### What you are asked to do
Copy out every record below exactly as written, but leave out any pictures.

Saved entries

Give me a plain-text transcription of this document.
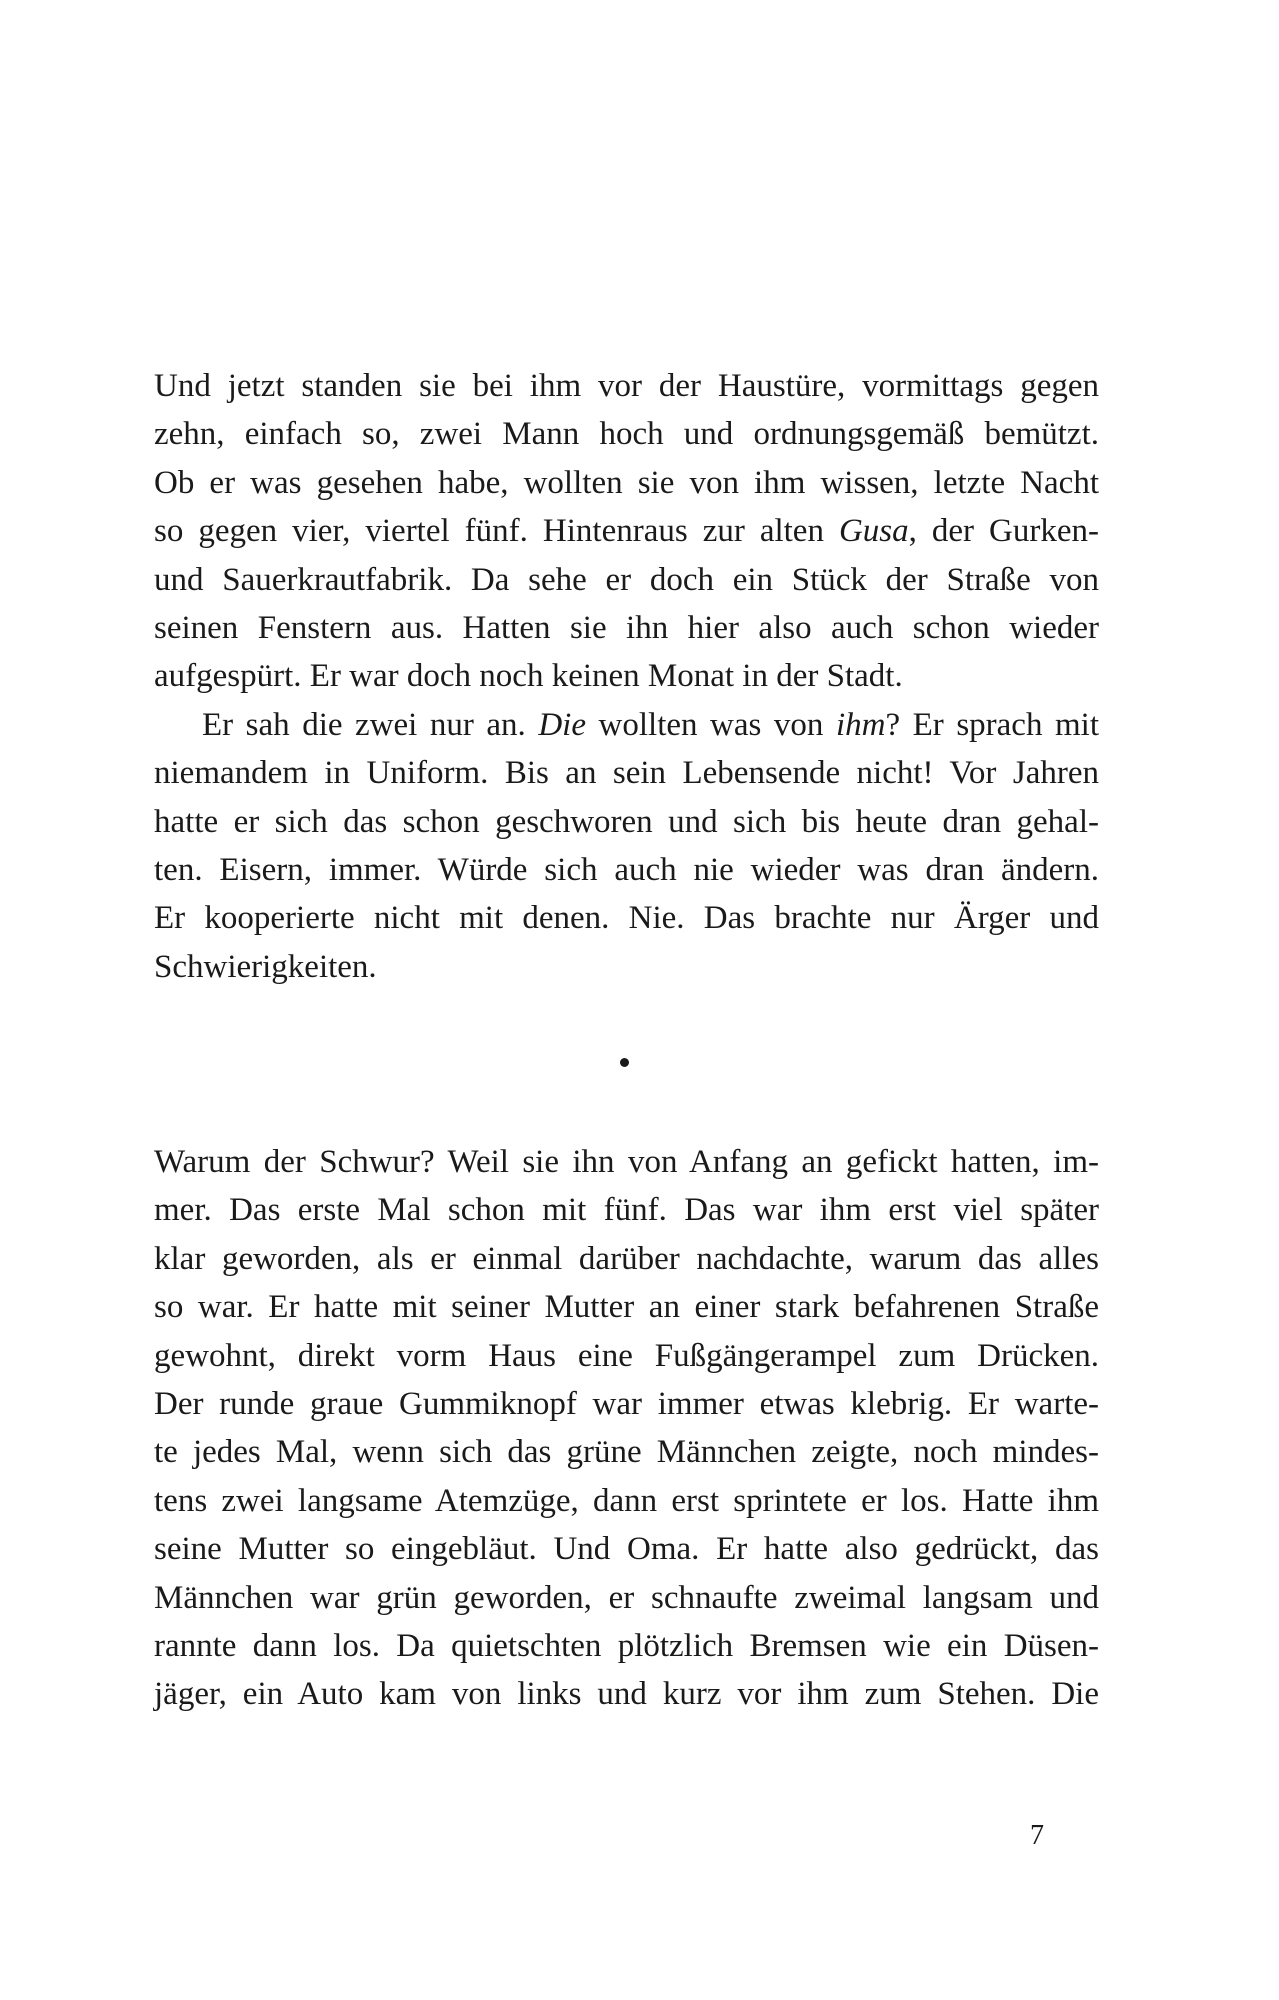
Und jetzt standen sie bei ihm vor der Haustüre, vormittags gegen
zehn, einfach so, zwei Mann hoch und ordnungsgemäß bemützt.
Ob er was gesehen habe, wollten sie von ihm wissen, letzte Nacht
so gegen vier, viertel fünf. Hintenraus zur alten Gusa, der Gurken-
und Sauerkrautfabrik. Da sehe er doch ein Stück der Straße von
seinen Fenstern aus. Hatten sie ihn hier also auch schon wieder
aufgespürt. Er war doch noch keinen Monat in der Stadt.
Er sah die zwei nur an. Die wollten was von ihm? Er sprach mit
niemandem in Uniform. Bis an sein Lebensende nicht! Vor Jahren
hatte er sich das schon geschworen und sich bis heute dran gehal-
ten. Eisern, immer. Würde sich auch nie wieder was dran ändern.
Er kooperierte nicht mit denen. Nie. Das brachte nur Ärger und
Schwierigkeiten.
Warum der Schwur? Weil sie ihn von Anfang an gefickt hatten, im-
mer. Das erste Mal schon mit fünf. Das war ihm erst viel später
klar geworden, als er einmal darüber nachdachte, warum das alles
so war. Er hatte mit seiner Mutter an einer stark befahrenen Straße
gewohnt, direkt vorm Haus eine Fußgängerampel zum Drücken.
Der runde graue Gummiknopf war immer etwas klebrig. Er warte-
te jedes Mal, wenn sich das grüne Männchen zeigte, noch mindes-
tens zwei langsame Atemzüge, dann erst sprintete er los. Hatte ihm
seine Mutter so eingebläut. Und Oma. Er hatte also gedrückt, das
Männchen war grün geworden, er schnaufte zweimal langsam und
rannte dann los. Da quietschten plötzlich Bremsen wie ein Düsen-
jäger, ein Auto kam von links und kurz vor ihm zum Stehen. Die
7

### Answer to the task
Give me a plain-text transcription of this document.
Und jetzt standen sie bei ihm vor der Haustüre, vormittags gegen
zehn, einfach so, zwei Mann hoch und ordnungsgemäß bemützt.
Ob er was gesehen habe, wollten sie von ihm wissen, letzte Nacht
so gegen vier, viertel fünf. Hintenraus zur alten Gusa, der Gurken-
und Sauerkrautfabrik. Da sehe er doch ein Stück der Straße von
seinen Fenstern aus. Hatten sie ihn hier also auch schon wieder
aufgespürt. Er war doch noch keinen Monat in der Stadt.
Er sah die zwei nur an. Die wollten was von ihm? Er sprach mit
niemandem in Uniform. Bis an sein Lebensende nicht! Vor Jahren
hatte er sich das schon geschworen und sich bis heute dran gehal-
ten. Eisern, immer. Würde sich auch nie wieder was dran ändern.
Er kooperierte nicht mit denen. Nie. Das brachte nur Ärger und
Schwierigkeiten.
Warum der Schwur? Weil sie ihn von Anfang an gefickt hatten, im-
mer. Das erste Mal schon mit fünf. Das war ihm erst viel später
klar geworden, als er einmal darüber nachdachte, warum das alles
so war. Er hatte mit seiner Mutter an einer stark befahrenen Straße
gewohnt, direkt vorm Haus eine Fußgängerampel zum Drücken.
Der runde graue Gummiknopf war immer etwas klebrig. Er warte-
te jedes Mal, wenn sich das grüne Männchen zeigte, noch mindes-
tens zwei langsame Atemzüge, dann erst sprintete er los. Hatte ihm
seine Mutter so eingebläut. Und Oma. Er hatte also gedrückt, das
Männchen war grün geworden, er schnaufte zweimal langsam und
rannte dann los. Da quietschten plötzlich Bremsen wie ein Düsen-
jäger, ein Auto kam von links und kurz vor ihm zum Stehen. Die
7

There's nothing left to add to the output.